▶ [What to produce]: Copy each line with the word "welke" in it.

(Recorded data)
-- start --
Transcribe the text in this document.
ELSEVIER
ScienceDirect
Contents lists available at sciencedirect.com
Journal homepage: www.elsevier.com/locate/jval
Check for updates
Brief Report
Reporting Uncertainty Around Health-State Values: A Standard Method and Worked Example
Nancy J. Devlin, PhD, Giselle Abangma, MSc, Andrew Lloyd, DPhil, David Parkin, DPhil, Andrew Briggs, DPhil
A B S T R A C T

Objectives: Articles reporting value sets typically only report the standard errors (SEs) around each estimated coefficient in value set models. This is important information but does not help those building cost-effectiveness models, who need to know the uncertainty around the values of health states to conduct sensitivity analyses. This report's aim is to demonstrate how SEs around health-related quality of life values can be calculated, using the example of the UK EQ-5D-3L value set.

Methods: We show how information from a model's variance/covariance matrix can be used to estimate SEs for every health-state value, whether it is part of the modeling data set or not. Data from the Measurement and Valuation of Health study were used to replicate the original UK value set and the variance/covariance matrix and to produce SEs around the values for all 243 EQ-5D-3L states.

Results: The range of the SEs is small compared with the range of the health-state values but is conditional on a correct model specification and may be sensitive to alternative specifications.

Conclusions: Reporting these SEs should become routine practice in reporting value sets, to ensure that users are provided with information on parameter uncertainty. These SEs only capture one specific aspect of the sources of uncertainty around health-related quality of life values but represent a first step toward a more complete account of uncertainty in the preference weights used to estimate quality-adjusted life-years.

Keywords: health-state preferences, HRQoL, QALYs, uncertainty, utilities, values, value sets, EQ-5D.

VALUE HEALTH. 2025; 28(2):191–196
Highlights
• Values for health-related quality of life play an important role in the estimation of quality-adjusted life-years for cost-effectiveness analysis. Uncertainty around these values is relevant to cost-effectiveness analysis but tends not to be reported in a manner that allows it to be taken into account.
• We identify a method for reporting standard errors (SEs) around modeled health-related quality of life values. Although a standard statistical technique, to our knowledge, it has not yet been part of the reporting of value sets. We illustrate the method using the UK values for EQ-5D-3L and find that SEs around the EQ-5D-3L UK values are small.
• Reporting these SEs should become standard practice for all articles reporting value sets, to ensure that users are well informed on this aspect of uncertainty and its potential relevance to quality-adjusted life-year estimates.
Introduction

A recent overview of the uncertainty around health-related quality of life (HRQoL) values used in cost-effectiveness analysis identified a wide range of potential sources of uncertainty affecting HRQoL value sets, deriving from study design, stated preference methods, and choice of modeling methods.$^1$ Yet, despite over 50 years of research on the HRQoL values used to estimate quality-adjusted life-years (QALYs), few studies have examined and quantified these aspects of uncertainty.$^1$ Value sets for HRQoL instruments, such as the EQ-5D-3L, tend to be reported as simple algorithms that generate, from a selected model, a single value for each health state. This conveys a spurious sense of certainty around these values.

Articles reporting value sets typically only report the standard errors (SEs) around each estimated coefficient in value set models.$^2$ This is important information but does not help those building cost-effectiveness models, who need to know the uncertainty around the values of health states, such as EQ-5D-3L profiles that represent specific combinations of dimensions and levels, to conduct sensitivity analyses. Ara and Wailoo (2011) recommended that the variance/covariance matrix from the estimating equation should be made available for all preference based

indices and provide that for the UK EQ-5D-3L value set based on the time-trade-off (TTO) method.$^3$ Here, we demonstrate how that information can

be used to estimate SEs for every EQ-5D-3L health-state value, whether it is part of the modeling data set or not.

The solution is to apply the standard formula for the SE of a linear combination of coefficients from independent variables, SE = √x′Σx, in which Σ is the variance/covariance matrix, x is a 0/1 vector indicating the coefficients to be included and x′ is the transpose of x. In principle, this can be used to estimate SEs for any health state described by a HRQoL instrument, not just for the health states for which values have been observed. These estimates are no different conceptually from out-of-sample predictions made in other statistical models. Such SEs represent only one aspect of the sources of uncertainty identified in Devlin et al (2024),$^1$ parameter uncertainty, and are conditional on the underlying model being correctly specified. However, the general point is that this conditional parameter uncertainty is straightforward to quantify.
-- end --
-- start --
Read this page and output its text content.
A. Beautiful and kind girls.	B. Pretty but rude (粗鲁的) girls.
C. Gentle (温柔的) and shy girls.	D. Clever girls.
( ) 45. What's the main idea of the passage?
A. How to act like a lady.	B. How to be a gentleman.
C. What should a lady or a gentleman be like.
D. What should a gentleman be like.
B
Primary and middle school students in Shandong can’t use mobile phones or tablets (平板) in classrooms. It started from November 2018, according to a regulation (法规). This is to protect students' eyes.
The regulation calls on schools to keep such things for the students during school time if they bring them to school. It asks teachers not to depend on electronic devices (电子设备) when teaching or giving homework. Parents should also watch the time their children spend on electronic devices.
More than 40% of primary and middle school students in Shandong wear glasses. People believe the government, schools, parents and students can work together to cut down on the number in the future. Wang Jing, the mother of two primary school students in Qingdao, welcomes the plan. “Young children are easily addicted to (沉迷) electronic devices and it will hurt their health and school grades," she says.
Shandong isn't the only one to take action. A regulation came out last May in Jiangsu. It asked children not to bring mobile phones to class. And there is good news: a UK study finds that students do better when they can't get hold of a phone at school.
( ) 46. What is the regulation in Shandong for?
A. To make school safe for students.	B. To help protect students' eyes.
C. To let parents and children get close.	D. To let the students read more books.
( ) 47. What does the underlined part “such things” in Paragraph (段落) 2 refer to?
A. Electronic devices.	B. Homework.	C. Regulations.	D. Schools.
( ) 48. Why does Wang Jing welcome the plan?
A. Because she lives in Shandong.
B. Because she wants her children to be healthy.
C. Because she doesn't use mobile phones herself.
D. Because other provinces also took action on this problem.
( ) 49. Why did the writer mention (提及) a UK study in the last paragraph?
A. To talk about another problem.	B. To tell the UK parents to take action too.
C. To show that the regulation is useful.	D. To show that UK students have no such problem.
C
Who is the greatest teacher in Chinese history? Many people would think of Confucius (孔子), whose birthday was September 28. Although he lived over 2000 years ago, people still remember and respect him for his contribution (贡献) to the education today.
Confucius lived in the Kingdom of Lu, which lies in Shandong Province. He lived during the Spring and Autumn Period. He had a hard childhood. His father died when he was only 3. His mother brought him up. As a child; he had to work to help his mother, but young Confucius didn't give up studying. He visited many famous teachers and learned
-- end --
-- start --
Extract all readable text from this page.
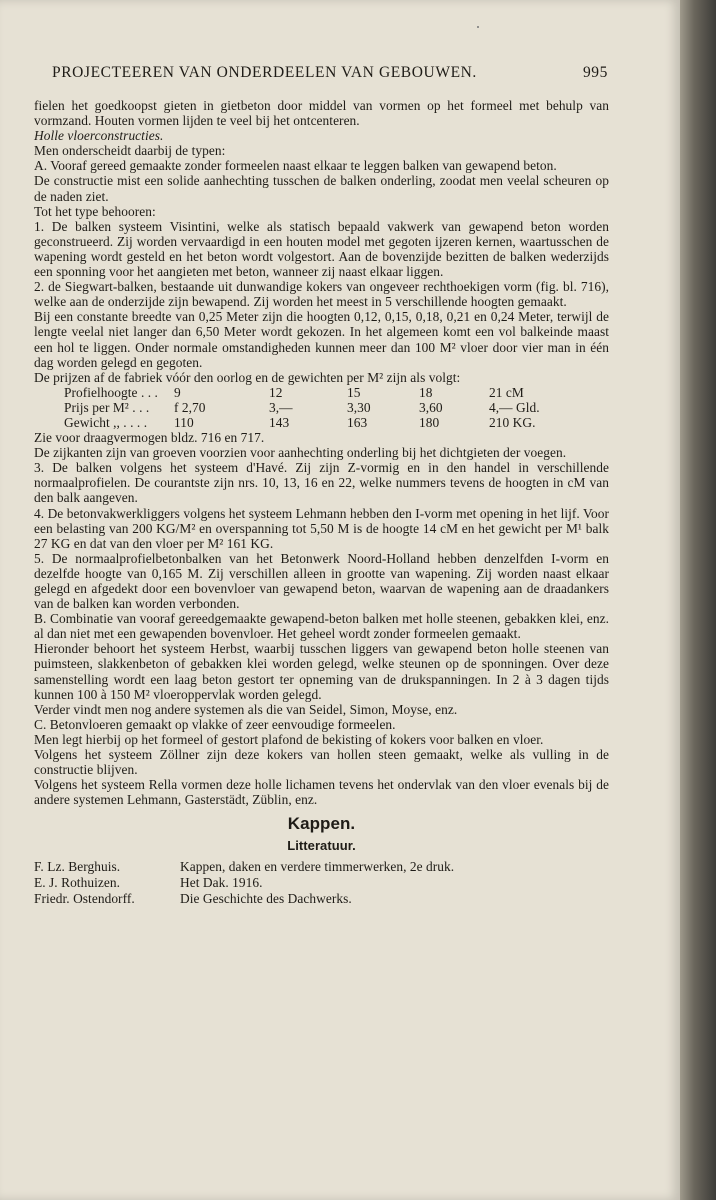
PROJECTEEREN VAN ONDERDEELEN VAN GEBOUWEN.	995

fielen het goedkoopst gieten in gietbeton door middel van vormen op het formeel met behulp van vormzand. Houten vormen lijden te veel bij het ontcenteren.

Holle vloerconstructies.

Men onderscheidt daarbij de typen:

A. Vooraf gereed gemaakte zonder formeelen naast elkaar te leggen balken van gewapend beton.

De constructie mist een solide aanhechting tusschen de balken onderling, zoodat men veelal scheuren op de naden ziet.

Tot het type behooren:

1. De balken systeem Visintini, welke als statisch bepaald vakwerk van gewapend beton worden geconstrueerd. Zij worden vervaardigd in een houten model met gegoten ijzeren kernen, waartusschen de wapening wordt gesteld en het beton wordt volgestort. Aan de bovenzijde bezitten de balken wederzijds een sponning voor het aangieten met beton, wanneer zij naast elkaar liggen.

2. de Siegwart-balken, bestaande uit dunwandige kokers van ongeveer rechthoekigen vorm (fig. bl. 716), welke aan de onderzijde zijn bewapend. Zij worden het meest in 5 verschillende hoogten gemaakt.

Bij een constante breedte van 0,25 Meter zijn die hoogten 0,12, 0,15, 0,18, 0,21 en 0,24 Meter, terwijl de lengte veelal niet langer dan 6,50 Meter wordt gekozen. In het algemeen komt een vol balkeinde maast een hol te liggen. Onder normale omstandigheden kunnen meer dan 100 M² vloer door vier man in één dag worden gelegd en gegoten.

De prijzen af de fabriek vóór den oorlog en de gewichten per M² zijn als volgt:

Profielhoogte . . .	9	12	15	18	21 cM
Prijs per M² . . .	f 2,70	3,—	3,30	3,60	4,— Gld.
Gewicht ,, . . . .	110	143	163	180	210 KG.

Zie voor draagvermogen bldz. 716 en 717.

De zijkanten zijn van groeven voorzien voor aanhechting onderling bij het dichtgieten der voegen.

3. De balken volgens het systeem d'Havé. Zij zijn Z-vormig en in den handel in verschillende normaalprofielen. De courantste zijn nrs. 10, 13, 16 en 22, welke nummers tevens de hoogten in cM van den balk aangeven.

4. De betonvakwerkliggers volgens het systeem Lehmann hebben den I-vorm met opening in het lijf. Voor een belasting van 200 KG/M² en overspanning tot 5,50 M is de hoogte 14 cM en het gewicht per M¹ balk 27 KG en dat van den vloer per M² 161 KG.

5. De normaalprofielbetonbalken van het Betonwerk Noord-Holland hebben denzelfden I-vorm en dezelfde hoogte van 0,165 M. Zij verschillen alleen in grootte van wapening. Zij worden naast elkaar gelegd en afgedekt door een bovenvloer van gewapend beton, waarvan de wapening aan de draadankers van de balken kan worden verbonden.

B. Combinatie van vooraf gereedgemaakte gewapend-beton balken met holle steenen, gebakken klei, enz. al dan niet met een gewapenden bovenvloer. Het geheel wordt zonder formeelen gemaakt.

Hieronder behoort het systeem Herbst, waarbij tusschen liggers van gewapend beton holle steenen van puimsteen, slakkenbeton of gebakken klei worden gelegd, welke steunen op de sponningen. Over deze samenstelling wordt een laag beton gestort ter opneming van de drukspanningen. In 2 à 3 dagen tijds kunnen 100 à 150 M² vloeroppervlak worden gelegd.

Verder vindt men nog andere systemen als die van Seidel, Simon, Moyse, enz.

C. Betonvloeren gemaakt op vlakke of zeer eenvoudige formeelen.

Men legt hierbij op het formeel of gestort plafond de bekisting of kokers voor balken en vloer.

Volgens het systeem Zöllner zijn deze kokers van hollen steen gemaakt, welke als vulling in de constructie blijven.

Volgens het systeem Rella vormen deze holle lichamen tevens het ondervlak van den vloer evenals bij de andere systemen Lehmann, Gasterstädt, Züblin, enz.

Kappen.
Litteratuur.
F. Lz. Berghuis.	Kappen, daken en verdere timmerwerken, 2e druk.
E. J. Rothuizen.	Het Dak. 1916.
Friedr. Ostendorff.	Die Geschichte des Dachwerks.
-- end --
▶ [Answer to the problem]:
1. De balken systeem Visintini, welke als statisch bepaald vakwerk van gewapend beton worden geconstrueerd. Zij worden vervaardigd in een houten model met gegoten ijzeren kernen, waartusschen de wapening wordt gesteld en het beton wordt volgestort. Aan de bovenzijde bezitten de balken wederzijds een sponning voor het aangieten met beton, wanneer zij naast elkaar liggen.
2. de Siegwart-balken, bestaande uit dunwandige kokers van ongeveer rechthoekigen vorm (fig. bl. 716), welke aan de onderzijde zijn bewapend. Zij worden het meest in 5 verschillende hoogten gemaakt.
3. De balken volgens het systeem d'Havé. Zij zijn Z-vormig en in den handel in verschillende normaalprofielen. De courantste zijn nrs. 10, 13, 16 en 22, welke nummers tevens de hoogten in cM van den balk aangeven.
Hieronder behoort het systeem Herbst, waarbij tusschen liggers van gewapend beton holle steenen van puimsteen, slakkenbeton of gebakken klei worden gelegd, welke steunen op de sponningen. Over deze samenstelling wordt een laag beton gestort ter opneming van de drukspanningen. In 2 à 3 dagen tijds kunnen 100 à 150 M² vloeroppervlak worden gelegd.
Volgens het systeem Zöllner zijn deze kokers van hollen steen gemaakt, welke als vulling in de constructie blijven.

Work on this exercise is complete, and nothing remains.